■ EXERCISE GOAL
Go through the data below and gather each line containing "header".

■ DATA RECORDS
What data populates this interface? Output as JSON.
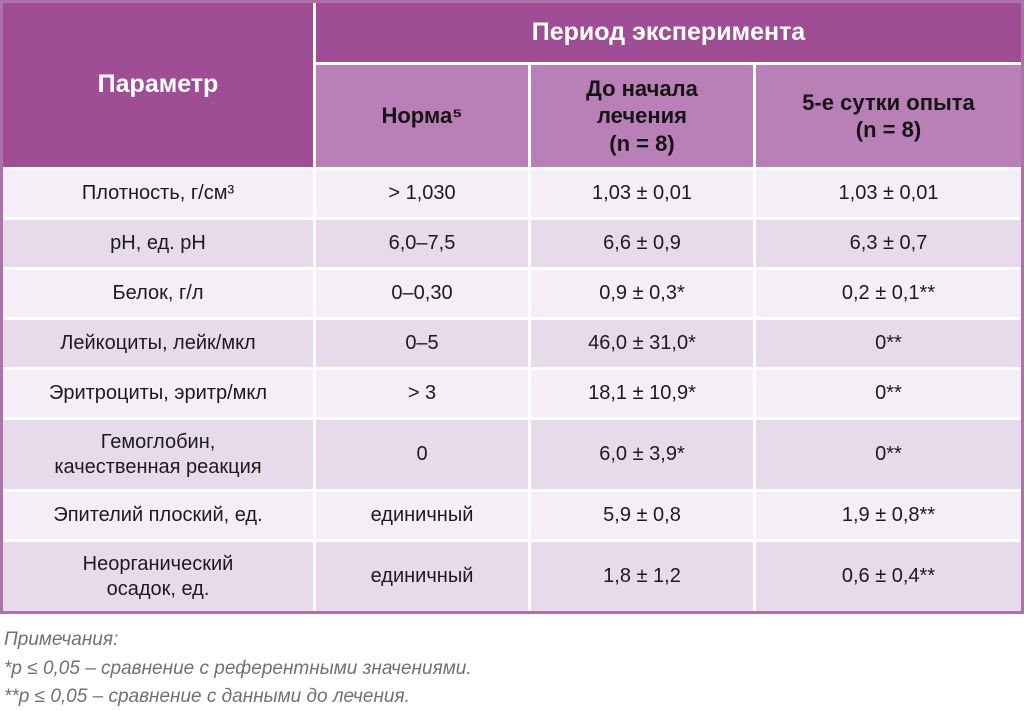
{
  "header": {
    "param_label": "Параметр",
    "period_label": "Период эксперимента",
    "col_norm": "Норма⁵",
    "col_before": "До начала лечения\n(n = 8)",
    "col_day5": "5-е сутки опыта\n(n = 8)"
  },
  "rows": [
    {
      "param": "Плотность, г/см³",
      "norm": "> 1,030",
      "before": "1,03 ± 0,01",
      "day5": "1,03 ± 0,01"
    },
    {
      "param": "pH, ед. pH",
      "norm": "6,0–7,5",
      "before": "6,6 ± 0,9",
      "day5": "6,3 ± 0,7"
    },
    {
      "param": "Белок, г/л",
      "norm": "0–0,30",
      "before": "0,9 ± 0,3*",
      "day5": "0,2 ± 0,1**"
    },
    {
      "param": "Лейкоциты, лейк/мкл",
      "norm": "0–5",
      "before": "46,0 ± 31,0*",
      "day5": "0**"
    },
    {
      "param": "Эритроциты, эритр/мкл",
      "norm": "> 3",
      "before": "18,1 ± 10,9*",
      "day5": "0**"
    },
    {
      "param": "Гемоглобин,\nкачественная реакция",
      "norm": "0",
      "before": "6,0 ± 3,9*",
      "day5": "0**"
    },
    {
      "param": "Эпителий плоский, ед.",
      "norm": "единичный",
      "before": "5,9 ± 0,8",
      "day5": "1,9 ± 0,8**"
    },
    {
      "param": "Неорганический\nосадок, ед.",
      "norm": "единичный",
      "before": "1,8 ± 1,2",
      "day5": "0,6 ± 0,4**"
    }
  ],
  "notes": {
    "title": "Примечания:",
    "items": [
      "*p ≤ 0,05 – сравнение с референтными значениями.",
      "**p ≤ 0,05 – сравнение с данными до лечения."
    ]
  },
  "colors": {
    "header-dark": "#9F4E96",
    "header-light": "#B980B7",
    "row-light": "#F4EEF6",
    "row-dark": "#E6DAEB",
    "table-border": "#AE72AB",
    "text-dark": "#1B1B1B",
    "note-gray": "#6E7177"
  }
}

--

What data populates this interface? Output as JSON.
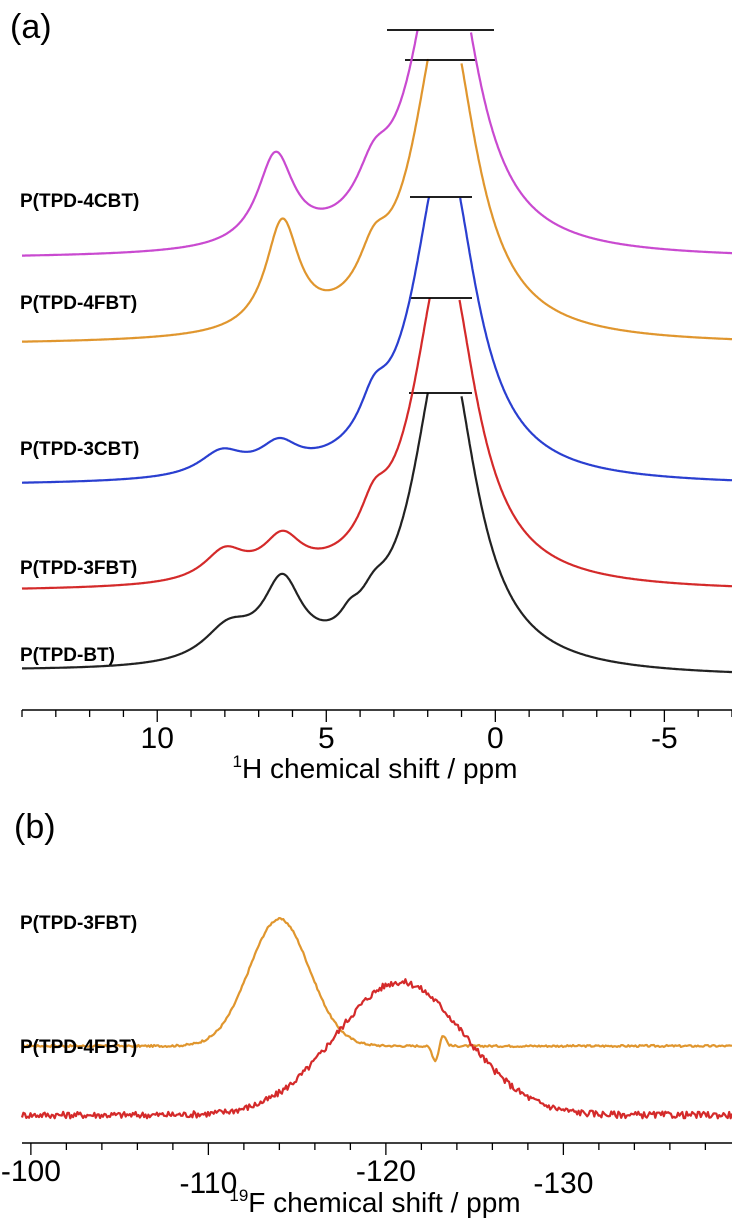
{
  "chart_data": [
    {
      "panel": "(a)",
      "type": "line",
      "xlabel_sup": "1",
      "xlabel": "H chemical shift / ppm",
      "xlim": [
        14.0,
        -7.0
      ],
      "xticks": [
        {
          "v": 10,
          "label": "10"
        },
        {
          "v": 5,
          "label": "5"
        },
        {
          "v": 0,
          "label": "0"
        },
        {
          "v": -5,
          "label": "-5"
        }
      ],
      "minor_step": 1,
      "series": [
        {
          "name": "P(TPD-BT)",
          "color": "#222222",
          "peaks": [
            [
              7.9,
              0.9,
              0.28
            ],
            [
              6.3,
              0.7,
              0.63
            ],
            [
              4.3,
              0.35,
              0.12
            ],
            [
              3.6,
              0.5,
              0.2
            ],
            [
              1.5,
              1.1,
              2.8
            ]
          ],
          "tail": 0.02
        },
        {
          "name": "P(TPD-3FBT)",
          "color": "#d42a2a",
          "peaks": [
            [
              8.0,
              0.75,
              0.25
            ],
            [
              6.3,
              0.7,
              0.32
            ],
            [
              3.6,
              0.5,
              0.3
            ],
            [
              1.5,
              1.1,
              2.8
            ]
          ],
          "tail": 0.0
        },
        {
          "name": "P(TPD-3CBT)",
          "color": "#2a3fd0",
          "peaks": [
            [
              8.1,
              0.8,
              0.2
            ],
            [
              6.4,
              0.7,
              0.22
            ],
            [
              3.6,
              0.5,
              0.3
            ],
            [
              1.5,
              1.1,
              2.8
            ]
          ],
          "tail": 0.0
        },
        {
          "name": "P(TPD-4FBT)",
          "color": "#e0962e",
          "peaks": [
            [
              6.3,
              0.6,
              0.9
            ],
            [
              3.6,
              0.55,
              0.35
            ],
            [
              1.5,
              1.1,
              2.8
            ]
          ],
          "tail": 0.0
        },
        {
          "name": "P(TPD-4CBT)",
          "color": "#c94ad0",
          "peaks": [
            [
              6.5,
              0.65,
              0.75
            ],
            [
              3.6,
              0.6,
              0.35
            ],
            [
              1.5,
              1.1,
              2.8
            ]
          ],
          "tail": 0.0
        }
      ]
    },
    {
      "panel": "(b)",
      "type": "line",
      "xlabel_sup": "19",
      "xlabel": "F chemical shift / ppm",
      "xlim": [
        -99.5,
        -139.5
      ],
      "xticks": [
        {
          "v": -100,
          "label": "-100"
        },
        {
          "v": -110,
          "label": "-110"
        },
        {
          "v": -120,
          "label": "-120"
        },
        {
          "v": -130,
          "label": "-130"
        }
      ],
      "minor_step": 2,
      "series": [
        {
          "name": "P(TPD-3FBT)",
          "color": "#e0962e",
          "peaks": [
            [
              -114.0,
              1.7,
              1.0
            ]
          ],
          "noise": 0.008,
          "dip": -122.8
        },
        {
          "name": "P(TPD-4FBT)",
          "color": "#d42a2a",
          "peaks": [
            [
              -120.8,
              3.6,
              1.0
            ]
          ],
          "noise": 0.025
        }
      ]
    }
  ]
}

...

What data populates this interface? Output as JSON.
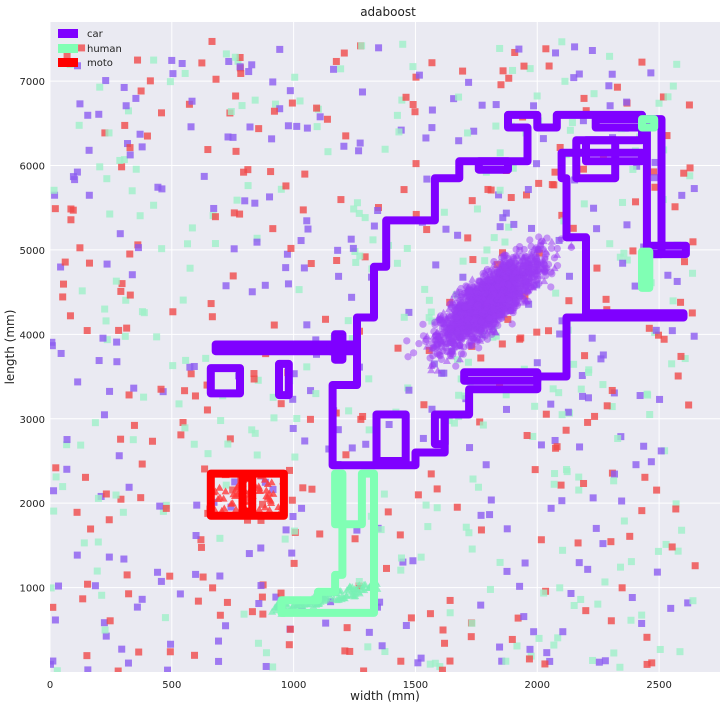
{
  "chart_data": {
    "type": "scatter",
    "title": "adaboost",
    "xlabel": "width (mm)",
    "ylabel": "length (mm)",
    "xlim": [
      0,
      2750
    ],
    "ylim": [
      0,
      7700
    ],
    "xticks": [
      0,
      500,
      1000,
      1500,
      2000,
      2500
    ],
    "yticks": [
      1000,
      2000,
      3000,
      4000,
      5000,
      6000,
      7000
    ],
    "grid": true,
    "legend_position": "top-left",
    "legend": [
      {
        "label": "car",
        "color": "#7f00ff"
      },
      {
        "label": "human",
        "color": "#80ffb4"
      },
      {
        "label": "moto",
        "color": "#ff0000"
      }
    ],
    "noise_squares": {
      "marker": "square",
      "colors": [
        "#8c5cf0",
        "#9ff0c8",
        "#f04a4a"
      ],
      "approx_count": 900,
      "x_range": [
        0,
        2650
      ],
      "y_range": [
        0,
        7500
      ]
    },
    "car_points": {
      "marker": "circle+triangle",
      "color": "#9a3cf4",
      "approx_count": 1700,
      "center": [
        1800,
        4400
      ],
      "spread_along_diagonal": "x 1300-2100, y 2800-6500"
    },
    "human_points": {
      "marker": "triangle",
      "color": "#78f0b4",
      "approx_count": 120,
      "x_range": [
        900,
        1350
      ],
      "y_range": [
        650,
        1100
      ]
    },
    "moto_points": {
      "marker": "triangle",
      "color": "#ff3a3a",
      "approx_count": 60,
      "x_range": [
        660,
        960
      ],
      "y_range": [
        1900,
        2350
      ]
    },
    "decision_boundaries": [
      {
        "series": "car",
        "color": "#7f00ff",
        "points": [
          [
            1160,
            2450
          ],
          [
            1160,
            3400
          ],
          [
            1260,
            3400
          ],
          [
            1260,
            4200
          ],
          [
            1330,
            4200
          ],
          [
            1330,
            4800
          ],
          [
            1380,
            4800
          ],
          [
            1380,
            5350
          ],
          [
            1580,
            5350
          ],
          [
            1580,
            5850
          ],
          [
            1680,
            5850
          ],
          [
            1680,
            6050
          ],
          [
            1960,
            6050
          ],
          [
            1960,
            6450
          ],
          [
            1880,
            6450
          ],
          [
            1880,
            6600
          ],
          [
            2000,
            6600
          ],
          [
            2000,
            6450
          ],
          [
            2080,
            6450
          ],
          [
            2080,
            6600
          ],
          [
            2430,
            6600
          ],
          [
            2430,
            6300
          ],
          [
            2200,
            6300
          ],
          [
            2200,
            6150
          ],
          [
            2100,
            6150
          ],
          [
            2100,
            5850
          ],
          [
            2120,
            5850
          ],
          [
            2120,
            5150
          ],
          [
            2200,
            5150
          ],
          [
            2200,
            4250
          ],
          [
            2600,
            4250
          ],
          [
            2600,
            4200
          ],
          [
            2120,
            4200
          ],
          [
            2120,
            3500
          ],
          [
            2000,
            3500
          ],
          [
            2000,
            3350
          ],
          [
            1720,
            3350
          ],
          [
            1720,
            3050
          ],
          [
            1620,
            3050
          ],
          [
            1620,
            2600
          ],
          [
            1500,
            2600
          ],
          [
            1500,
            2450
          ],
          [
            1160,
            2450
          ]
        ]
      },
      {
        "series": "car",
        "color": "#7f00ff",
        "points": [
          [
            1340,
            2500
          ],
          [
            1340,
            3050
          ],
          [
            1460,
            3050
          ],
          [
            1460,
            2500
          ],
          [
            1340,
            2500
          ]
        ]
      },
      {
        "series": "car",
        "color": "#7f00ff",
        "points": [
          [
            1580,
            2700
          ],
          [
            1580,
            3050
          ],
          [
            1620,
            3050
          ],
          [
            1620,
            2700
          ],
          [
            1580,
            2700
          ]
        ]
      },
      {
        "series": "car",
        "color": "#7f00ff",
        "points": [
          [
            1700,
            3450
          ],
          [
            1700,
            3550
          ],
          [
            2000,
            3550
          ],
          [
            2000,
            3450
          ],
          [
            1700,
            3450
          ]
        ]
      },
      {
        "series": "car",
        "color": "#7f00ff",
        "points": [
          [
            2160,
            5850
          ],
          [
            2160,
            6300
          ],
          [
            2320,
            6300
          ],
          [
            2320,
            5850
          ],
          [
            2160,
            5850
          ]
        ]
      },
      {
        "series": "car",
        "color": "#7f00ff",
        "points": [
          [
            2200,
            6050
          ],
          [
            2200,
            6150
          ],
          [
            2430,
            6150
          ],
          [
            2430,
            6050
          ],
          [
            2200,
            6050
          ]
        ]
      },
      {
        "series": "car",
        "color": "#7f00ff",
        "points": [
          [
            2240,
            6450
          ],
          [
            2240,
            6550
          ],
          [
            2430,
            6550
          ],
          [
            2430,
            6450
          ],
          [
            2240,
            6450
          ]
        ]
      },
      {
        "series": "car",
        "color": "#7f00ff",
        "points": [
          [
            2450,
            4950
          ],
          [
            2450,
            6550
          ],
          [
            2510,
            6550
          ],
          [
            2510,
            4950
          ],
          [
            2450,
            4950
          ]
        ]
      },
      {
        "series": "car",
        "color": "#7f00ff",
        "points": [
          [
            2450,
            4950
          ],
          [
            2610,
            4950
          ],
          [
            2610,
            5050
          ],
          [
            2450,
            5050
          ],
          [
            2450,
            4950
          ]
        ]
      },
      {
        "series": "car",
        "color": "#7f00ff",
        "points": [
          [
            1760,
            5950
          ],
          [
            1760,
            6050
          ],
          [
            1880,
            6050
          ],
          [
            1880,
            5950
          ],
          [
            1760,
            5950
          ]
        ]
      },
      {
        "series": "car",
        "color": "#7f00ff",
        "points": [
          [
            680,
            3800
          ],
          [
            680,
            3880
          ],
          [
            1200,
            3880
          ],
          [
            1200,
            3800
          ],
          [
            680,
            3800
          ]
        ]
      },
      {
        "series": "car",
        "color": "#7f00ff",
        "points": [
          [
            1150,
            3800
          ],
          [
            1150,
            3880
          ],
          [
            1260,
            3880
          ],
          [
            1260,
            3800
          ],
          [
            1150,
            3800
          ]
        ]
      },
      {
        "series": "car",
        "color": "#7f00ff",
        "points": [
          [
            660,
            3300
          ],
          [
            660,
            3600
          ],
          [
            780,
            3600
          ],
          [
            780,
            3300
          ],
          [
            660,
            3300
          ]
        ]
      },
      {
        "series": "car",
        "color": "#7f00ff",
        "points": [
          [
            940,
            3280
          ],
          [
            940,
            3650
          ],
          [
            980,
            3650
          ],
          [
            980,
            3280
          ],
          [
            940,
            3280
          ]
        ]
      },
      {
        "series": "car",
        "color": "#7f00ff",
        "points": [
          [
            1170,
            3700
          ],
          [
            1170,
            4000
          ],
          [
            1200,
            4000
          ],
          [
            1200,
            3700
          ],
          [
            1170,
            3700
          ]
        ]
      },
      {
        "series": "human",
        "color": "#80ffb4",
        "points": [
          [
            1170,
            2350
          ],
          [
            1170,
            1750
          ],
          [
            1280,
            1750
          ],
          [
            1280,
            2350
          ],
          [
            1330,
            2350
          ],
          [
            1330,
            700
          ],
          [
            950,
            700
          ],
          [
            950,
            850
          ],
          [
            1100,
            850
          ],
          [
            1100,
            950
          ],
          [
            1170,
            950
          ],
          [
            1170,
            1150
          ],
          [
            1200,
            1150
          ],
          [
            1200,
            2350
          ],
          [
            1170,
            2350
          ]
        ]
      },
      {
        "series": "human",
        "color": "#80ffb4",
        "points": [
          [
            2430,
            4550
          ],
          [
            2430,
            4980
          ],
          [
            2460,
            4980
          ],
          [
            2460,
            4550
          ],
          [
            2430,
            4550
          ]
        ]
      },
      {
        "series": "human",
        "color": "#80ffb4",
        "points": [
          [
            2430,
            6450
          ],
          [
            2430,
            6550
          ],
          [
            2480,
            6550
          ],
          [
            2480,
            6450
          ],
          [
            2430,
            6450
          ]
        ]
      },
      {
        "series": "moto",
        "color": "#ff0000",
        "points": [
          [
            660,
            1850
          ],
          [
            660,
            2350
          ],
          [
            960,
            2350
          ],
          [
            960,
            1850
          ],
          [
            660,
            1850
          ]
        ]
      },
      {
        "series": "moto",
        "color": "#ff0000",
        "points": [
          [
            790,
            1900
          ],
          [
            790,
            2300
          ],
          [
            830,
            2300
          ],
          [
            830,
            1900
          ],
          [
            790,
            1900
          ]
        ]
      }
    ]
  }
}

■ EXERCISE RESULT
  "header": {
    "header-dark": "#9F4E96",
    "header-light": "#B980B7",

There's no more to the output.